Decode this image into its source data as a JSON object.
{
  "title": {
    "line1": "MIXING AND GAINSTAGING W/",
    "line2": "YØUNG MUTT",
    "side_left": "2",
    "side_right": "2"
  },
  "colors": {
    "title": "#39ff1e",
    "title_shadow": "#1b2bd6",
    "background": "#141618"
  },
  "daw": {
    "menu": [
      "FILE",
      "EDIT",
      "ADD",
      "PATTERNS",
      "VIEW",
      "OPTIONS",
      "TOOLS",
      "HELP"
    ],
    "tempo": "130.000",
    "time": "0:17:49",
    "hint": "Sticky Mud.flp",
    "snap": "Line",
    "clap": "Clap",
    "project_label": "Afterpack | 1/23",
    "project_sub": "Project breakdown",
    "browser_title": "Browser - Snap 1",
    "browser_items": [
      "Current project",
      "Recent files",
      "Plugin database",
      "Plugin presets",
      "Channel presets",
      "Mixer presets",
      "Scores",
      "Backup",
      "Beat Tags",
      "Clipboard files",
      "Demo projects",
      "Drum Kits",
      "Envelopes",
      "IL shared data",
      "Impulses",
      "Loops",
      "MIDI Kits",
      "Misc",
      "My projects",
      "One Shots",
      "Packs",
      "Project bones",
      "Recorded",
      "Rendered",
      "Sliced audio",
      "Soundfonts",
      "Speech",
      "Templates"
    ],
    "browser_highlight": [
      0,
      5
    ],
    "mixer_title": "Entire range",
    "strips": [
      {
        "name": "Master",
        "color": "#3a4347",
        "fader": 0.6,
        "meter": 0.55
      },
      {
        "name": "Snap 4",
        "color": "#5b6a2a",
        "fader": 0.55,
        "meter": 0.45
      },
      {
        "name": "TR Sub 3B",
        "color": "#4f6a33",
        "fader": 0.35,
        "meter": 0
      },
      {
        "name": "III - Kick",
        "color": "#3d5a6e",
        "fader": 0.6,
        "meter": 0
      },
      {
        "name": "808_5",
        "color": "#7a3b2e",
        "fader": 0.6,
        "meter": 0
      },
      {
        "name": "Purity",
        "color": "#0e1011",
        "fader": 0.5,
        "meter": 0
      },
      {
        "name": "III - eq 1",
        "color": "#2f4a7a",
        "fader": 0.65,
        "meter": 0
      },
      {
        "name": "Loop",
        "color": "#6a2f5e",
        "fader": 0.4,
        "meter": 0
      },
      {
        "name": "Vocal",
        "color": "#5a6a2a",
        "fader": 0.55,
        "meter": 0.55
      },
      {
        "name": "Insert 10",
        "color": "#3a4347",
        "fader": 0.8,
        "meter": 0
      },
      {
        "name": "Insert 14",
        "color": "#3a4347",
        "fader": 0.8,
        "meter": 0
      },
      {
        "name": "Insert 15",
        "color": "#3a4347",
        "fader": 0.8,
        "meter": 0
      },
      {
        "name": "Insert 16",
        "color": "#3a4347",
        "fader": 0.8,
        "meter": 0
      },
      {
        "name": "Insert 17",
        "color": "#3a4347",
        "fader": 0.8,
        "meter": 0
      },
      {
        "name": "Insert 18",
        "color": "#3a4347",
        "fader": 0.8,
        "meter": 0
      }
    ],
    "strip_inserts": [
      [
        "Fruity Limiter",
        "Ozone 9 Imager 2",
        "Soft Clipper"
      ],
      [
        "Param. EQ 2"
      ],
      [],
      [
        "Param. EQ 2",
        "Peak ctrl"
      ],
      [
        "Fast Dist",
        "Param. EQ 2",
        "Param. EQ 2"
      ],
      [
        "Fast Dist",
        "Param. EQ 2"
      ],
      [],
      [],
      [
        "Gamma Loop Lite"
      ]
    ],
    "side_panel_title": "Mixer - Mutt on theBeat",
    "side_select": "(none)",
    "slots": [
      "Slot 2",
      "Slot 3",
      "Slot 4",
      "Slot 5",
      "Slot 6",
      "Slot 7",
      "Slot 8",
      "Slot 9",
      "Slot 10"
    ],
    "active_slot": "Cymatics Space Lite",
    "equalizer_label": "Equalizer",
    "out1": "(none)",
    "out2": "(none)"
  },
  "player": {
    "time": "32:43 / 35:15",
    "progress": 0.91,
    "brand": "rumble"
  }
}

Problem to work on:
Reproduce all of the material above word for word.

Written answer:
Decode this image into its source data as a JSON object.
{
  "title": {
    "line1": "MIXING AND GAINSTAGING W/",
    "line2": "YØUNG MUTT",
    "side_left": "2",
    "side_right": "2"
  },
  "colors": {
    "title": "#39ff1e",
    "title_shadow": "#1b2bd6",
    "background": "#141618"
  },
  "daw": {
    "menu": [
      "FILE",
      "EDIT",
      "ADD",
      "PATTERNS",
      "VIEW",
      "OPTIONS",
      "TOOLS",
      "HELP"
    ],
    "tempo": "130.000",
    "time": "0:17:49",
    "hint": "Sticky Mud.flp",
    "snap": "Line",
    "clap": "Clap",
    "project_label": "Afterpack | 1/23",
    "project_sub": "Project breakdown",
    "browser_title": "Browser - Snap 1",
    "browser_items": [
      "Current project",
      "Recent files",
      "Plugin database",
      "Plugin presets",
      "Channel presets",
      "Mixer presets",
      "Scores",
      "Backup",
      "Beat Tags",
      "Clipboard files",
      "Demo projects",
      "Drum Kits",
      "Envelopes",
      "IL shared data",
      "Impulses",
      "Loops",
      "MIDI Kits",
      "Misc",
      "My projects",
      "One Shots",
      "Packs",
      "Project bones",
      "Recorded",
      "Rendered",
      "Sliced audio",
      "Soundfonts",
      "Speech",
      "Templates"
    ],
    "browser_highlight": [
      0,
      5
    ],
    "mixer_title": "Entire range",
    "strips": [
      {
        "name": "Master",
        "color": "#3a4347",
        "fader": 0.6,
        "meter": 0.55
      },
      {
        "name": "Snap 4",
        "color": "#5b6a2a",
        "fader": 0.55,
        "meter": 0.45
      },
      {
        "name": "TR Sub 3B",
        "color": "#4f6a33",
        "fader": 0.35,
        "meter": 0
      },
      {
        "name": "III - Kick",
        "color": "#3d5a6e",
        "fader": 0.6,
        "meter": 0
      },
      {
        "name": "808_5",
        "color": "#7a3b2e",
        "fader": 0.6,
        "meter": 0
      },
      {
        "name": "Purity",
        "color": "#0e1011",
        "fader": 0.5,
        "meter": 0
      },
      {
        "name": "III - eq 1",
        "color": "#2f4a7a",
        "fader": 0.65,
        "meter": 0
      },
      {
        "name": "Loop",
        "color": "#6a2f5e",
        "fader": 0.4,
        "meter": 0
      },
      {
        "name": "Vocal",
        "color": "#5a6a2a",
        "fader": 0.55,
        "meter": 0.55
      },
      {
        "name": "Insert 10",
        "color": "#3a4347",
        "fader": 0.8,
        "meter": 0
      },
      {
        "name": "Insert 14",
        "color": "#3a4347",
        "fader": 0.8,
        "meter": 0
      },
      {
        "name": "Insert 15",
        "color": "#3a4347",
        "fader": 0.8,
        "meter": 0
      },
      {
        "name": "Insert 16",
        "color": "#3a4347",
        "fader": 0.8,
        "meter": 0
      },
      {
        "name": "Insert 17",
        "color": "#3a4347",
        "fader": 0.8,
        "meter": 0
      },
      {
        "name": "Insert 18",
        "color": "#3a4347",
        "fader": 0.8,
        "meter": 0
      }
    ],
    "strip_inserts": [
      [
        "Fruity Limiter",
        "Ozone 9 Imager 2",
        "Soft Clipper"
      ],
      [
        "Param. EQ 2"
      ],
      [],
      [
        "Param. EQ 2",
        "Peak ctrl"
      ],
      [
        "Fast Dist",
        "Param. EQ 2",
        "Param. EQ 2"
      ],
      [
        "Fast Dist",
        "Param. EQ 2"
      ],
      [],
      [],
      [
        "Gamma Loop Lite"
      ]
    ],
    "side_panel_title": "Mixer - Mutt on theBeat",
    "side_select": "(none)",
    "slots": [
      "Slot 2",
      "Slot 3",
      "Slot 4",
      "Slot 5",
      "Slot 6",
      "Slot 7",
      "Slot 8",
      "Slot 9",
      "Slot 10"
    ],
    "active_slot": "Cymatics Space Lite",
    "equalizer_label": "Equalizer",
    "out1": "(none)",
    "out2": "(none)"
  },
  "player": {
    "time": "32:43 / 35:15",
    "progress": 0.91,
    "brand": "rumble"
  }
}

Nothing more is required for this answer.